## [Set exercise]
Collect each line holding the string "JSON".

## [Records for this task]
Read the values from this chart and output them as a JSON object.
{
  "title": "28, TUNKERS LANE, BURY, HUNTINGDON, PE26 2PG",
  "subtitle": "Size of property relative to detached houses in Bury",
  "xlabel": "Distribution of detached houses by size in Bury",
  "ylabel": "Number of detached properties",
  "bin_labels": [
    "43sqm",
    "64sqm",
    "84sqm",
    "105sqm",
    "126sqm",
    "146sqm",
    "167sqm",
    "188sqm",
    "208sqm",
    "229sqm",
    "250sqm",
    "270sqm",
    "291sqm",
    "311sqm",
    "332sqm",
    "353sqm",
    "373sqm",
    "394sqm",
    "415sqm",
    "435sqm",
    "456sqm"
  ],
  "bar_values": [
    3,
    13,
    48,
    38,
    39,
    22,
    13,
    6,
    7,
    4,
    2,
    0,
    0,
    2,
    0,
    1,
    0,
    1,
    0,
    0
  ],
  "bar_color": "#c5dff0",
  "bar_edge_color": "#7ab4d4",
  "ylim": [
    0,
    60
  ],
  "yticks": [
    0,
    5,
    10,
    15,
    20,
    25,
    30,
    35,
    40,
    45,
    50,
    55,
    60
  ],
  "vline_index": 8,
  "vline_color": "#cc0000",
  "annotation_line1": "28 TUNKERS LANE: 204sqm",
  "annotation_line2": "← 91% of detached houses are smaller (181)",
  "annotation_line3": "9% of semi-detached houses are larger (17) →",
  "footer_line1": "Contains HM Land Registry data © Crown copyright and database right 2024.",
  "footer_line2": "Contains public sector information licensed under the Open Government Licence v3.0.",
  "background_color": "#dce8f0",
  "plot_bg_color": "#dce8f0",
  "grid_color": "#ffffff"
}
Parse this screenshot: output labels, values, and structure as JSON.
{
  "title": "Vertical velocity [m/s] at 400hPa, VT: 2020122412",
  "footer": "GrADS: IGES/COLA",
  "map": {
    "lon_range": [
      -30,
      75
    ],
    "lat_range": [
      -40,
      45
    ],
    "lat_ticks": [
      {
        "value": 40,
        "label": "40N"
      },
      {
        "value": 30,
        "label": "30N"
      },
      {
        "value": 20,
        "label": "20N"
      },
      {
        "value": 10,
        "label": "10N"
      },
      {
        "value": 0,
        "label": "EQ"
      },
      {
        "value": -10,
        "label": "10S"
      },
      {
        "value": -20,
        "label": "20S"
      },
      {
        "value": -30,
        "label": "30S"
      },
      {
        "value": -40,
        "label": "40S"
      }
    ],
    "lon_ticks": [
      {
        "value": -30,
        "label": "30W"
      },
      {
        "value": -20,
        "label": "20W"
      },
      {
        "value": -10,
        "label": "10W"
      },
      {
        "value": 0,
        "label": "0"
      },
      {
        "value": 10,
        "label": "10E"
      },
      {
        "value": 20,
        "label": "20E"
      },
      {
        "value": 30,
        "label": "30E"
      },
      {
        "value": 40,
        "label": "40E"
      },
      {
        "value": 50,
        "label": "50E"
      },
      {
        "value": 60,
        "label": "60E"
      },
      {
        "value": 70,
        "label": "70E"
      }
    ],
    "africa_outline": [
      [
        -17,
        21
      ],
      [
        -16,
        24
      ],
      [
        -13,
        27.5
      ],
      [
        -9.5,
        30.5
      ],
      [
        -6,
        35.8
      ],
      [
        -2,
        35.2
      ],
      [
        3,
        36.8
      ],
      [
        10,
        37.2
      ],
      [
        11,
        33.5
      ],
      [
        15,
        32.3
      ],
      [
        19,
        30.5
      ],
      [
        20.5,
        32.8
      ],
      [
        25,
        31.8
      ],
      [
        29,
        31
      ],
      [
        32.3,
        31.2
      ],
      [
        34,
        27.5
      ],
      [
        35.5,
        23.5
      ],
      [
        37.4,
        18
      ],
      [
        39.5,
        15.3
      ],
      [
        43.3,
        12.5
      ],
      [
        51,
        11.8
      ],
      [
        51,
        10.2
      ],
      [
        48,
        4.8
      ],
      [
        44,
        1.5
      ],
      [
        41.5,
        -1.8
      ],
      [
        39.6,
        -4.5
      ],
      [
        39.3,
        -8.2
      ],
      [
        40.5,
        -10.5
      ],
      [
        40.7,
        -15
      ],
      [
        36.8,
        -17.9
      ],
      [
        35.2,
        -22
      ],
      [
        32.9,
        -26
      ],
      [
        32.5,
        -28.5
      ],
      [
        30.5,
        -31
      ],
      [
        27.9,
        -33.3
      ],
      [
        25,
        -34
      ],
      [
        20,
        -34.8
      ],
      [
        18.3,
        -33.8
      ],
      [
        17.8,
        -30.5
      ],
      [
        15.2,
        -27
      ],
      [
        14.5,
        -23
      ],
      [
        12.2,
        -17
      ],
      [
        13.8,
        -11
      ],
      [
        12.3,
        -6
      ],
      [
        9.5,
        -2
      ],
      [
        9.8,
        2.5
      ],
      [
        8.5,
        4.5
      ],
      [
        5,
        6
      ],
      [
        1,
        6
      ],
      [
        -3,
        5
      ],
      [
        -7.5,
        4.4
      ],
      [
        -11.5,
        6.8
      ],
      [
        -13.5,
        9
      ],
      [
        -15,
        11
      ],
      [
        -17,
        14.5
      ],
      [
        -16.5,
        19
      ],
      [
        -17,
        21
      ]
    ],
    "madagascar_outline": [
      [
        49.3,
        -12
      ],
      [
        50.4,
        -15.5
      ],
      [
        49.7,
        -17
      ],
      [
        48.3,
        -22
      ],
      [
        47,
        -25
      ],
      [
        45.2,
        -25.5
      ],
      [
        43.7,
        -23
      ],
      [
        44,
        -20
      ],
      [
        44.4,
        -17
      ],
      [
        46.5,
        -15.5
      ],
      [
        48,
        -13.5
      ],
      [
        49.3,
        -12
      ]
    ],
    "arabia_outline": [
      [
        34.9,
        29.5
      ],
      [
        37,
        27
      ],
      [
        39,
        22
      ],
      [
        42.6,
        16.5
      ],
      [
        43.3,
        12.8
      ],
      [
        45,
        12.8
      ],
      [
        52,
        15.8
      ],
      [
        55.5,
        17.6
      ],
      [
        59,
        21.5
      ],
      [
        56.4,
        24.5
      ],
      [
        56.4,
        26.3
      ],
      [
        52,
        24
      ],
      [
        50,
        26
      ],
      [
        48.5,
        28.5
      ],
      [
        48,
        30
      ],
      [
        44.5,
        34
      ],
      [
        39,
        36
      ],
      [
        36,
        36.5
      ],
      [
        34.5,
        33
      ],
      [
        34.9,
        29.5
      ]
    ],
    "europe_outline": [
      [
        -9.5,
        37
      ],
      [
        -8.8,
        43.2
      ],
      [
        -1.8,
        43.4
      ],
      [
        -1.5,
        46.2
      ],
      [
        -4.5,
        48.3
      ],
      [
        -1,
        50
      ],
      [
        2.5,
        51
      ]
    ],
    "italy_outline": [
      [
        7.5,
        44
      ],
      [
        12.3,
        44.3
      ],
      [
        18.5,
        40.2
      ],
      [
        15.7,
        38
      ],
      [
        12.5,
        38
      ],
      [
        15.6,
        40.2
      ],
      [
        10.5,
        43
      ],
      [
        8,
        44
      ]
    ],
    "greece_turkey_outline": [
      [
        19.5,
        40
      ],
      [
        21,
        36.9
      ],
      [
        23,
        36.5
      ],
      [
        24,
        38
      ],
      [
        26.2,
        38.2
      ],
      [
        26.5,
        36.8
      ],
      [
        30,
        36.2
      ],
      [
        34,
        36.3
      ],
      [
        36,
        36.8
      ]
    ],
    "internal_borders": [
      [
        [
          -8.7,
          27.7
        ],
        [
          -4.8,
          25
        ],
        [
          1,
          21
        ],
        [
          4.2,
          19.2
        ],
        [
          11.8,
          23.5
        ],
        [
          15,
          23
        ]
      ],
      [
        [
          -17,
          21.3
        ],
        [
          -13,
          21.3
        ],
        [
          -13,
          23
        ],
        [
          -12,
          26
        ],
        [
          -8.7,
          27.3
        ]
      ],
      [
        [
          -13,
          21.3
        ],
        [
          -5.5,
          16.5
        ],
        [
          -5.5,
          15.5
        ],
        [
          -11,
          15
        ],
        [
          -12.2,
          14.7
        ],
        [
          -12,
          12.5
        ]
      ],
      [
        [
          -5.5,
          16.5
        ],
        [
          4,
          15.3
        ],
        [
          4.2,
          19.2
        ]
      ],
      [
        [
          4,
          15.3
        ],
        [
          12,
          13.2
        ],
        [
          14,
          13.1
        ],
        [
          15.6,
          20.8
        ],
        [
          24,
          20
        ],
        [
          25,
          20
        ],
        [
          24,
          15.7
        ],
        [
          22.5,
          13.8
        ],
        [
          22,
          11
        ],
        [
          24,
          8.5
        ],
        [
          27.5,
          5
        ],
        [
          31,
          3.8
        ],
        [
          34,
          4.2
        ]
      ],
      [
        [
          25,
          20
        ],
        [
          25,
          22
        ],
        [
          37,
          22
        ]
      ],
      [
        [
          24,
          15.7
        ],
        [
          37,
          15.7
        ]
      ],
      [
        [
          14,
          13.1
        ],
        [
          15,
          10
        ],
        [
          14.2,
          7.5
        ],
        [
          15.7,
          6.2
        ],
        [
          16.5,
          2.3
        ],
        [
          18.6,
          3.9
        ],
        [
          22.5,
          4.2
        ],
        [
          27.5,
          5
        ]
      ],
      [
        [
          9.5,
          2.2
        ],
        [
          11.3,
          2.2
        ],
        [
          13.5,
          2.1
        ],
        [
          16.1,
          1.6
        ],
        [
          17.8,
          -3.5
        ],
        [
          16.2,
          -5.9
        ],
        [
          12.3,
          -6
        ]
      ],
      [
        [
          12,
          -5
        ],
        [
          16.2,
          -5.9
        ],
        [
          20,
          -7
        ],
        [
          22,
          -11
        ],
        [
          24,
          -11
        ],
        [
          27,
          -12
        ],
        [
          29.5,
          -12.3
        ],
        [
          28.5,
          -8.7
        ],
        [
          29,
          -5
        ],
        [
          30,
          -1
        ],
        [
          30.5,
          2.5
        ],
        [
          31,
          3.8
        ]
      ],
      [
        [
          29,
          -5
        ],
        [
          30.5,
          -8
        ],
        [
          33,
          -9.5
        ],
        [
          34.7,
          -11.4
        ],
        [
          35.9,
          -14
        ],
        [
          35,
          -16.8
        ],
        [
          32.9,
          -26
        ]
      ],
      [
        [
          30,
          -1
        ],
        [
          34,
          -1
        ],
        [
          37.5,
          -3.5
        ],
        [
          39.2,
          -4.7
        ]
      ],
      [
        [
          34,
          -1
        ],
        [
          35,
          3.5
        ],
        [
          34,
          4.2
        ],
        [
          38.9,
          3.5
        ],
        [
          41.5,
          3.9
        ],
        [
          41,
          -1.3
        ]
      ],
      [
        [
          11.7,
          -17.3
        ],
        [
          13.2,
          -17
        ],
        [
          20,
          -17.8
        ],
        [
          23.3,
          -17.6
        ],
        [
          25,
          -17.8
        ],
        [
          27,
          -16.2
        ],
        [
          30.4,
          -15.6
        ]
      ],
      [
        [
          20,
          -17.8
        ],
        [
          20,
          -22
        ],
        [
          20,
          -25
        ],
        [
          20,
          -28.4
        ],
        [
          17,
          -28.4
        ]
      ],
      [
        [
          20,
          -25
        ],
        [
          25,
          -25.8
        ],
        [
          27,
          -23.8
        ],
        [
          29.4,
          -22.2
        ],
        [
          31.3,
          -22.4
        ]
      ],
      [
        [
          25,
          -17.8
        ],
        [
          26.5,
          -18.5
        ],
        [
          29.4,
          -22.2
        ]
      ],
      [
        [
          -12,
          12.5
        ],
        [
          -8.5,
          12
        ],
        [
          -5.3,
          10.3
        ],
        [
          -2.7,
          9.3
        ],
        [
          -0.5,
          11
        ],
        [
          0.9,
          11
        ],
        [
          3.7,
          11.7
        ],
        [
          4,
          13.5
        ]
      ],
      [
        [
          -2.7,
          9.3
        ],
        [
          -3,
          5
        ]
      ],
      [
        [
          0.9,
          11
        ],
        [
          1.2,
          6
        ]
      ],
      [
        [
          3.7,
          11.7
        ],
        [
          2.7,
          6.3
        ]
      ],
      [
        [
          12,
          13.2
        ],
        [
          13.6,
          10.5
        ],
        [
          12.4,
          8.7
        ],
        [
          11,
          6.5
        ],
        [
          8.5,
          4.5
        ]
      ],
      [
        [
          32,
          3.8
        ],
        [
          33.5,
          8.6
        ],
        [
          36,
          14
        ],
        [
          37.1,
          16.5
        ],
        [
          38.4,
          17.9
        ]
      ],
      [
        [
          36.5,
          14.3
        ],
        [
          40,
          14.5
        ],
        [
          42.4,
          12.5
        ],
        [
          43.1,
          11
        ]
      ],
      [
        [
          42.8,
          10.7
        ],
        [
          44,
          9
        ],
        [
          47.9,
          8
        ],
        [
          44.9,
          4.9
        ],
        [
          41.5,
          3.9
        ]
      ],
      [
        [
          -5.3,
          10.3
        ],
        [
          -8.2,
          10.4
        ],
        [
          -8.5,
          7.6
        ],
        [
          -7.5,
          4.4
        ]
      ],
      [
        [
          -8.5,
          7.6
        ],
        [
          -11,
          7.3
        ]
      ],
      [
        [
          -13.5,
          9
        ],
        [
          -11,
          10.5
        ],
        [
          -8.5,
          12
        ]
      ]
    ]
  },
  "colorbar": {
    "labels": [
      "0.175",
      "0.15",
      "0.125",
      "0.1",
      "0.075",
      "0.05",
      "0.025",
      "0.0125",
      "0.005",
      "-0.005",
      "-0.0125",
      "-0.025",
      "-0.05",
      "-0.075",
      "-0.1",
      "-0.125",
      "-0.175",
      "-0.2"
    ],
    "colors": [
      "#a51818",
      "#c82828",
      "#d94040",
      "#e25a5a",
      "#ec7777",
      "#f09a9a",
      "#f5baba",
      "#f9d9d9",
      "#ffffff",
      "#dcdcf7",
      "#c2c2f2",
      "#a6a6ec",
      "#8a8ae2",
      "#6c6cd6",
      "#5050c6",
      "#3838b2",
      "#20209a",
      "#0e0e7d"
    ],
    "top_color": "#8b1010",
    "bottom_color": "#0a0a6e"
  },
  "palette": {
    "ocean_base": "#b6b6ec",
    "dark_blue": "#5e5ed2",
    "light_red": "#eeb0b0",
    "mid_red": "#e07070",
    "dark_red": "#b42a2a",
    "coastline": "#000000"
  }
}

## [Expected answer]
Read the values from this chart and output them as a JSON object.
Parse this screenshot: output labels, values, and structure as JSON.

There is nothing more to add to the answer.